## Given request
Restate the entries below verbatim.

## Data to process
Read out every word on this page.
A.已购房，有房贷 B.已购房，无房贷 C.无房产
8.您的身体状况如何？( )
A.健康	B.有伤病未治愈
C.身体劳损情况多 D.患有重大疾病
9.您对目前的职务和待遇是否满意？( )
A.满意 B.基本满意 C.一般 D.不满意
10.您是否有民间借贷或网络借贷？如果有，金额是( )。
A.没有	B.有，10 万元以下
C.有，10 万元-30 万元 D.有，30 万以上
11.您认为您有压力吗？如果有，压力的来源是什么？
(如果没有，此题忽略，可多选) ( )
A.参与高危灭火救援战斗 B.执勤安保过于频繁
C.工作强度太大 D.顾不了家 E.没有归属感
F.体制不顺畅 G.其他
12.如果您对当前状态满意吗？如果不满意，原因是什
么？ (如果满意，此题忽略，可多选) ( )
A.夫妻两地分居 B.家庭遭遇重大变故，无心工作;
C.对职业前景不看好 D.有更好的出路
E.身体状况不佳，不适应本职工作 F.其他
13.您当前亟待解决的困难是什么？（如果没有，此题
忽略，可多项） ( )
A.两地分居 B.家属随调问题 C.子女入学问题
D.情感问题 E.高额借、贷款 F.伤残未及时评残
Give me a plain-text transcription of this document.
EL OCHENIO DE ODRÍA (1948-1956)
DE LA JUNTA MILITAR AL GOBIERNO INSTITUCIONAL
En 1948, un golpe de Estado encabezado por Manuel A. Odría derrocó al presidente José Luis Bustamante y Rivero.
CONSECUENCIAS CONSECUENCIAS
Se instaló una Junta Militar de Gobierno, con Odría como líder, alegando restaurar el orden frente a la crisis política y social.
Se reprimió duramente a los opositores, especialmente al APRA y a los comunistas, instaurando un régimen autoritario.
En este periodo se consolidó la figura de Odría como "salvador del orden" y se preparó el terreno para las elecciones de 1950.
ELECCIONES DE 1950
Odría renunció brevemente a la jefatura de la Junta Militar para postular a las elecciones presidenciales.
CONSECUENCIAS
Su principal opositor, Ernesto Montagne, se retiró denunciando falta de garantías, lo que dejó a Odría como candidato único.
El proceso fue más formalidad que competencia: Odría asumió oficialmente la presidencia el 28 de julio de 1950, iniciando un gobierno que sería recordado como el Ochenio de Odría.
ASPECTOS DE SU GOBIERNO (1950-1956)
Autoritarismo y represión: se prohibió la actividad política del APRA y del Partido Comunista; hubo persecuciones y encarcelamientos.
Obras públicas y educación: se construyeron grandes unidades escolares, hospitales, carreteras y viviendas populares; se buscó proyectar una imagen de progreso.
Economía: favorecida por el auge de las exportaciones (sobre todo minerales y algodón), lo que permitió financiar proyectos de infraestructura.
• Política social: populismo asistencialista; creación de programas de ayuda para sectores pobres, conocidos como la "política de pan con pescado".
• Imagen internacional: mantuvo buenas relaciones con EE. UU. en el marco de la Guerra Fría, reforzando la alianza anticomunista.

## Solution to this problem
Read out every word on this page.
A.已购房，有房贷 B.已购房，无房贷 C.无房产
8.您的身体状况如何？( )
A.健康	B.有伤病未治愈
C.身体劳损情况多 D.患有重大疾病
9.您对目前的职务和待遇是否满意？( )
A.满意 B.基本满意 C.一般 D.不满意
10.您是否有民间借贷或网络借贷？如果有，金额是( )。
A.没有	B.有，10 万元以下
C.有，10 万元-30 万元 D.有，30 万以上
11.您认为您有压力吗？如果有，压力的来源是什么？
(如果没有，此题忽略，可多选) ( )
A.参与高危灭火救援战斗 B.执勤安保过于频繁
C.工作强度太大 D.顾不了家 E.没有归属感
F.体制不顺畅 G.其他
12.如果您对当前状态满意吗？如果不满意，原因是什
么？ (如果满意，此题忽略，可多选) ( )
A.夫妻两地分居 B.家庭遭遇重大变故，无心工作;
C.对职业前景不看好 D.有更好的出路
E.身体状况不佳，不适应本职工作 F.其他
13.您当前亟待解决的困难是什么？（如果没有，此题
忽略，可多项） ( )
A.两地分居 B.家属随调问题 C.子女入学问题
D.情感问题 E.高额借、贷款 F.伤残未及时评残
Give me a plain-text transcription of this document.
EL OCHENIO DE ODRÍA (1948-1956)
DE LA JUNTA MILITAR AL GOBIERNO INSTITUCIONAL
En 1948, un golpe de Estado encabezado por Manuel A. Odría derrocó al presidente José Luis Bustamante y Rivero.
CONSECUENCIAS CONSECUENCIAS
Se instaló una Junta Militar de Gobierno, con Odría como líder, alegando restaurar el orden frente a la crisis política y social.
Se reprimió duramente a los opositores, especialmente al APRA y a los comunistas, instaurando un régimen autoritario.
En este periodo se consolidó la figura de Odría como "salvador del orden" y se preparó el terreno para las elecciones de 1950.
ELECCIONES DE 1950
Odría renunció brevemente a la jefatura de la Junta Militar para postular a las elecciones presidenciales.
CONSECUENCIAS
Su principal opositor, Ernesto Montagne, se retiró denunciando falta de garantías, lo que dejó a Odría como candidato único.
El proceso fue más formalidad que competencia: Odría asumió oficialmente la presidencia el 28 de julio de 1950, iniciando un gobierno que sería recordado como el Ochenio de Odría.
ASPECTOS DE SU GOBIERNO (1950-1956)
Autoritarismo y represión: se prohibió la actividad política del APRA y del Partido Comunista; hubo persecuciones y encarcelamientos.
Obras públicas y educación: se construyeron grandes unidades escolares, hospitales, carreteras y viviendas populares; se buscó proyectar una imagen de progreso.
Economía: favorecida por el auge de las exportaciones (sobre todo minerales y algodón), lo que permitió financiar proyectos de infraestructura.
• Política social: populismo asistencialista; creación de programas de ayuda para sectores pobres, conocidos como la "política de pan con pescado".
• Imagen internacional: mantuvo buenas relaciones con EE. UU. en el marco de la Guerra Fría, reforzando la alianza anticomunista.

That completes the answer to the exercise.